Published on: 2015-06-01
Edwin L. -C. Lai
PhD, Stanford University
Professor, Department of Economics
Tel (852) 2358 7611
Personal Home Page
AREAS OF EXPERTISE
International trade, industrial organization, technological change, growth, Chinese economy, Internationalization of renminbi
Before joining HKUST in 2009, Edwin Lai was Senior Research Economist and Advisor at the Federal Reserve Bank of Dallas, the Federal Reserve System, USA, from August 2007 to June 2009. Before that he was Assistant Professor at Vanderbilt University, USA, Associate Professor (with tenure) at City University of Hong Kong and Associate Professor (with tenure) at Singapore Management University. Prof. Lai has been a consultant to the World Bank, a visiting scholar with Boston University, Kobe University and University of Munich, visiting fellow (twice) with Princeton University and visiting research fellow with the Hong Kong Institute for Monetary Research. He is a fellow of the CESifo Research Network. He is an associate editor of the journal Review of International Economics. He got his B.Sc. in engineering from University of Hong Kong and A.M. and Ph.D. in economics from Stanford University, USA.
========================
DIRECTIVE 1 | Copy the rows below word for word, starting at the first one and ending with the line that contains "81, 401, 101]".
========================
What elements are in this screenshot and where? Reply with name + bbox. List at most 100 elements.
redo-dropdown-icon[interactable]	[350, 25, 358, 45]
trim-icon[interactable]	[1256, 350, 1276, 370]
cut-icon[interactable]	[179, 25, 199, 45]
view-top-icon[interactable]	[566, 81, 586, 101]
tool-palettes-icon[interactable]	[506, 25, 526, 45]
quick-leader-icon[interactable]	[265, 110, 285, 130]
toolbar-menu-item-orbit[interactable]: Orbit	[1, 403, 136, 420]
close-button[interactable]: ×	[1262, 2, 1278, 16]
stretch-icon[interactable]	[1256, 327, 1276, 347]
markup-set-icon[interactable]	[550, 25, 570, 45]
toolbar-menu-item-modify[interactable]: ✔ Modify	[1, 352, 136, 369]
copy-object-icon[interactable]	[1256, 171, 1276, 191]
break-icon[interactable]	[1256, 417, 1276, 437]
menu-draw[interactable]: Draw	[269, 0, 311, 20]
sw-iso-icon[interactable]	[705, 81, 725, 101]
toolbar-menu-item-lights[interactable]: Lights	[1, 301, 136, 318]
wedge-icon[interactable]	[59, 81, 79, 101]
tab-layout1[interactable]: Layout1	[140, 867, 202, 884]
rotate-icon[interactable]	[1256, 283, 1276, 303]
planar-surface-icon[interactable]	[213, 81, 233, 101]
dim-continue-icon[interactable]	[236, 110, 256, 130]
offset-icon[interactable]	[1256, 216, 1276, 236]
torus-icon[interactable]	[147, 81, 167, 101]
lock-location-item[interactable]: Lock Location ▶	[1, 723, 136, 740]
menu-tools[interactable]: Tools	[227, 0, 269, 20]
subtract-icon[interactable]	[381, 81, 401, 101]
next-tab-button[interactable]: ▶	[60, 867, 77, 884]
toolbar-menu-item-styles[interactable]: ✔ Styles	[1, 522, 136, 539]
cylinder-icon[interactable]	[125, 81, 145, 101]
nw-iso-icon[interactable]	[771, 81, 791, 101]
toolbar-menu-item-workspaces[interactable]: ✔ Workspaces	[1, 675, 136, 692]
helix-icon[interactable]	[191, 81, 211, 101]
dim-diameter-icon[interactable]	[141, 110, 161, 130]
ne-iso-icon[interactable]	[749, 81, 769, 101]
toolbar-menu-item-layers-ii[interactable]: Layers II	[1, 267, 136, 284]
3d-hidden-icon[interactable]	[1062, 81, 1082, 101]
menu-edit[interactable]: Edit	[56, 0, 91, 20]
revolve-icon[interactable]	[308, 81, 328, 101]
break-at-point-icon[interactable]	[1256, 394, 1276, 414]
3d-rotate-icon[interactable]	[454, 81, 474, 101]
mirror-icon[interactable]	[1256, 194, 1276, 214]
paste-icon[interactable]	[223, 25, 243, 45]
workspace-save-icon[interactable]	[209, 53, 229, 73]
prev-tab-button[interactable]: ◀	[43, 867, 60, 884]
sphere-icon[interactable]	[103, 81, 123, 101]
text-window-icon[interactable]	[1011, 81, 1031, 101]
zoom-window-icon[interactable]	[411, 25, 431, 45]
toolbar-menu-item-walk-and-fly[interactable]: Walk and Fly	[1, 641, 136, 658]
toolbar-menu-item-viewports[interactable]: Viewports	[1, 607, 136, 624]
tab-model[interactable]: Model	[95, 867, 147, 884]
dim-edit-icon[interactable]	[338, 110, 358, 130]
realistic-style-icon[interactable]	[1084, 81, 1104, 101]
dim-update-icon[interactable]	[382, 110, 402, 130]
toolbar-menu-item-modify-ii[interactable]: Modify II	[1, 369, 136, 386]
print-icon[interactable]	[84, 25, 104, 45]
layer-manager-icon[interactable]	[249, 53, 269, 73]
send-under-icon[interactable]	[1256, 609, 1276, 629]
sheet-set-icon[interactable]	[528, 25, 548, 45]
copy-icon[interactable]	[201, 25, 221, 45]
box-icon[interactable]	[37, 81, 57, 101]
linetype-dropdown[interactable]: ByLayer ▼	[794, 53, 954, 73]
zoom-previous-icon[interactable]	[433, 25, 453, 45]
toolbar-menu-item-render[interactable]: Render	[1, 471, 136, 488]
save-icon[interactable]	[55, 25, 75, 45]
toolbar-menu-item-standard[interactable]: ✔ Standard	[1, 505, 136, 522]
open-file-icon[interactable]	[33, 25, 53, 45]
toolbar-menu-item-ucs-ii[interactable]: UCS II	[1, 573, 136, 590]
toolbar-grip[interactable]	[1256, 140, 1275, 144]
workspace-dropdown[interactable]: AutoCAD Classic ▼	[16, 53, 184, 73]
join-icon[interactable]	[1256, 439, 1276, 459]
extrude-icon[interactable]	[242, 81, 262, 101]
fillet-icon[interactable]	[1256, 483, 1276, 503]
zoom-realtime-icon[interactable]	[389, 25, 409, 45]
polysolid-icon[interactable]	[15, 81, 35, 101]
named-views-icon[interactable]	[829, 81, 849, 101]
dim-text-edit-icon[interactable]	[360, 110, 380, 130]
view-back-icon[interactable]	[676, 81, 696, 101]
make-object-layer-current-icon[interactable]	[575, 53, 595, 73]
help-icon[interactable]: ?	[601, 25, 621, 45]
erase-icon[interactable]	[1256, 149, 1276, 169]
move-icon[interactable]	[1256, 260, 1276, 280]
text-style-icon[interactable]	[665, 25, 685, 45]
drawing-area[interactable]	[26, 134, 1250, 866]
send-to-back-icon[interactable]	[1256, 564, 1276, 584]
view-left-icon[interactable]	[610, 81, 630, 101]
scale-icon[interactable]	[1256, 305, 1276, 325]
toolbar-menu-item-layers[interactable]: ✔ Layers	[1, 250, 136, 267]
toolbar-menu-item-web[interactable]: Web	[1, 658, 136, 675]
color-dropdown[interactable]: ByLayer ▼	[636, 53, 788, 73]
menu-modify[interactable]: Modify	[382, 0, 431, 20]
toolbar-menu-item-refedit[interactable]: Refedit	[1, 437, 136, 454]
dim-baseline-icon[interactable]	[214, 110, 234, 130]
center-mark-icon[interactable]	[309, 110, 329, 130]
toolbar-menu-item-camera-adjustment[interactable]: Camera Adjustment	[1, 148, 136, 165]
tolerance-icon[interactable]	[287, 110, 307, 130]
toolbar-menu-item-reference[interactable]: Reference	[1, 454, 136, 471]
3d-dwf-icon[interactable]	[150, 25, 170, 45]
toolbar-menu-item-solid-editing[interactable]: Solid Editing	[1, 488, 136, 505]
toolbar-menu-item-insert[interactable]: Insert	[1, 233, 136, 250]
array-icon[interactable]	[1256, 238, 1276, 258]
========================
DIRECTIVE 2 | List every area of expertise named in the faculty profile.

FULL ANSWER 1 |
What elements are in this screenshot and where? Reply with name + bbox. List at most 100 elements.
redo-dropdown-icon[interactable]	[350, 25, 358, 45]
trim-icon[interactable]	[1256, 350, 1276, 370]
cut-icon[interactable]	[179, 25, 199, 45]
view-top-icon[interactable]	[566, 81, 586, 101]
tool-palettes-icon[interactable]	[506, 25, 526, 45]
quick-leader-icon[interactable]	[265, 110, 285, 130]
toolbar-menu-item-orbit[interactable]: Orbit	[1, 403, 136, 420]
close-button[interactable]: ×	[1262, 2, 1278, 16]
stretch-icon[interactable]	[1256, 327, 1276, 347]
markup-set-icon[interactable]	[550, 25, 570, 45]
toolbar-menu-item-modify[interactable]: ✔ Modify	[1, 352, 136, 369]
copy-object-icon[interactable]	[1256, 171, 1276, 191]
break-icon[interactable]	[1256, 417, 1276, 437]
menu-draw[interactable]: Draw	[269, 0, 311, 20]
sw-iso-icon[interactable]	[705, 81, 725, 101]
toolbar-menu-item-lights[interactable]: Lights	[1, 301, 136, 318]
wedge-icon[interactable]	[59, 81, 79, 101]
tab-layout1[interactable]: Layout1	[140, 867, 202, 884]
rotate-icon[interactable]	[1256, 283, 1276, 303]
planar-surface-icon[interactable]	[213, 81, 233, 101]
dim-continue-icon[interactable]	[236, 110, 256, 130]
offset-icon[interactable]	[1256, 216, 1276, 236]
torus-icon[interactable]	[147, 81, 167, 101]
lock-location-item[interactable]: Lock Location ▶	[1, 723, 136, 740]
menu-tools[interactable]: Tools	[227, 0, 269, 20]
subtract-icon[interactable]	[381, 81, 401, 101]

FULL ANSWER 2 |
- International trade
- Industrial organization
- Technological change
- Growth
- Chinese economy
- Internationalization of renminbi